*Exercise input*
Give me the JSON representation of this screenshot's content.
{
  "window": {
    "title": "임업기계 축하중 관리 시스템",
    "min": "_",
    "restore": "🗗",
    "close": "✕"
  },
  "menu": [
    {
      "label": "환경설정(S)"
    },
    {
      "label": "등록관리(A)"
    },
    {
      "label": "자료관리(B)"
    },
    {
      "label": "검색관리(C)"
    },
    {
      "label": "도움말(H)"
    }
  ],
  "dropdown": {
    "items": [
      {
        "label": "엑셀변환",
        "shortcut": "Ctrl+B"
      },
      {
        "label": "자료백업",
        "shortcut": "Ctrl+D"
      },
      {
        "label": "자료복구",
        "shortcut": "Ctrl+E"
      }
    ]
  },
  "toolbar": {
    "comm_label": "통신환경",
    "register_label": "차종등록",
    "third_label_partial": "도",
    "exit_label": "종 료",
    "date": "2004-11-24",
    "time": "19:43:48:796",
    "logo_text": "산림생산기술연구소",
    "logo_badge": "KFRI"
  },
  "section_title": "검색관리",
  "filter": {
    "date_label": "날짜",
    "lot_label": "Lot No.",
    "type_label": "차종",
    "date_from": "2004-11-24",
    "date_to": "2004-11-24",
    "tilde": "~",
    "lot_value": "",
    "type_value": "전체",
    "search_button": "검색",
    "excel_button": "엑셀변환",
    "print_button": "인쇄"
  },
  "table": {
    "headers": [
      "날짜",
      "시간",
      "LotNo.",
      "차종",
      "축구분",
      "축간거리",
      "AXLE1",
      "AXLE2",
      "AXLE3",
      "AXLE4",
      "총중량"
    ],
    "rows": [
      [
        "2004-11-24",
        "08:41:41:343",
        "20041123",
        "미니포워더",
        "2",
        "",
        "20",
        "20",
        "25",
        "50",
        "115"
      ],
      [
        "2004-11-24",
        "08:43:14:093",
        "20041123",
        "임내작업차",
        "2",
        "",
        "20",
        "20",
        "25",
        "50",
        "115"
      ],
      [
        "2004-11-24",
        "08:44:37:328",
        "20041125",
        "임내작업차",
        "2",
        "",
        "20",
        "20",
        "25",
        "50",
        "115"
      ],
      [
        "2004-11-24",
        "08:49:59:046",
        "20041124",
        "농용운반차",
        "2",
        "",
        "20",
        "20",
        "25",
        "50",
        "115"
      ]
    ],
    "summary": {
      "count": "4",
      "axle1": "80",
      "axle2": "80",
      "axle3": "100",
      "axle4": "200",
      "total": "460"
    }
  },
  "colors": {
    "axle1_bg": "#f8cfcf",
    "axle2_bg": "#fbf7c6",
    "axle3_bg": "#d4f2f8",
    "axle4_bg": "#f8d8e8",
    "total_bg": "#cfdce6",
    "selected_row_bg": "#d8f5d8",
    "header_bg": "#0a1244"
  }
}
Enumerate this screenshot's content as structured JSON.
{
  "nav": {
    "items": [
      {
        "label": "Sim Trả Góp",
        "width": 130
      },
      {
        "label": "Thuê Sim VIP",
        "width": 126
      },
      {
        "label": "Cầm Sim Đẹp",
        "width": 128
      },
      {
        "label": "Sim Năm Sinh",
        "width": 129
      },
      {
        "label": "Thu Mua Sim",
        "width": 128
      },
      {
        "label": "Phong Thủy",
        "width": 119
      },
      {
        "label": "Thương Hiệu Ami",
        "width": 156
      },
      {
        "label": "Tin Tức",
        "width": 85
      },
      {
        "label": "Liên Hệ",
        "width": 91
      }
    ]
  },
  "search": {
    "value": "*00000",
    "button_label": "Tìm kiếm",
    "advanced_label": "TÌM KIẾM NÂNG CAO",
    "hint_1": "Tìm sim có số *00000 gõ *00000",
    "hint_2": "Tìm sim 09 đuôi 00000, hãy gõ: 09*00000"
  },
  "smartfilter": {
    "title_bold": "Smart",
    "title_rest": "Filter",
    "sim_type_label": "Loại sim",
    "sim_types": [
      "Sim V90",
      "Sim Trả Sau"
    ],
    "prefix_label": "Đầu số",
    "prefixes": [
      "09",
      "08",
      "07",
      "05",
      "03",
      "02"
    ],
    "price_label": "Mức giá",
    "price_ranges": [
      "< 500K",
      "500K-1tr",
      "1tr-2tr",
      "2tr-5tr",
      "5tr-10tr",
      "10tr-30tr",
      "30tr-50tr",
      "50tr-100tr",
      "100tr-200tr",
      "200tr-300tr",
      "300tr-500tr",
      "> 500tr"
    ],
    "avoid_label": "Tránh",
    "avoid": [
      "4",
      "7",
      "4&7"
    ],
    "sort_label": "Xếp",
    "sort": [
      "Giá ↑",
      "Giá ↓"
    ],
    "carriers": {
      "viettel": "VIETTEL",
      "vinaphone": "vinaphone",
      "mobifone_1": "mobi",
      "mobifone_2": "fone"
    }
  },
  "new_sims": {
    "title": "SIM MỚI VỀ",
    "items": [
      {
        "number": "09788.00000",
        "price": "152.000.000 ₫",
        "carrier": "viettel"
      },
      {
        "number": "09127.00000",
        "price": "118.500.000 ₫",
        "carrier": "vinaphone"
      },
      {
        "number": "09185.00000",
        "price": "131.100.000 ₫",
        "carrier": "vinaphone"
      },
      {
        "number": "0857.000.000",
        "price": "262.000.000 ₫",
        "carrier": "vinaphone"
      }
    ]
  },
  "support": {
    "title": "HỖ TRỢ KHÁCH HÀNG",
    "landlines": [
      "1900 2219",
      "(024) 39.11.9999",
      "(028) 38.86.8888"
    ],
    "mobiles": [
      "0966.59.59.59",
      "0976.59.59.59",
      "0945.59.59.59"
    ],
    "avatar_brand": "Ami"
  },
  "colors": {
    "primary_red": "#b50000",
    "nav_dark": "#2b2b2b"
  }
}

*Stated task*
From the entries above, select each line containing the string "number".

*Answer to the problem*
        "number": "09788.00000",
        "number": "09127.00000",
        "number": "09185.00000",
        "number": "0857.000.000",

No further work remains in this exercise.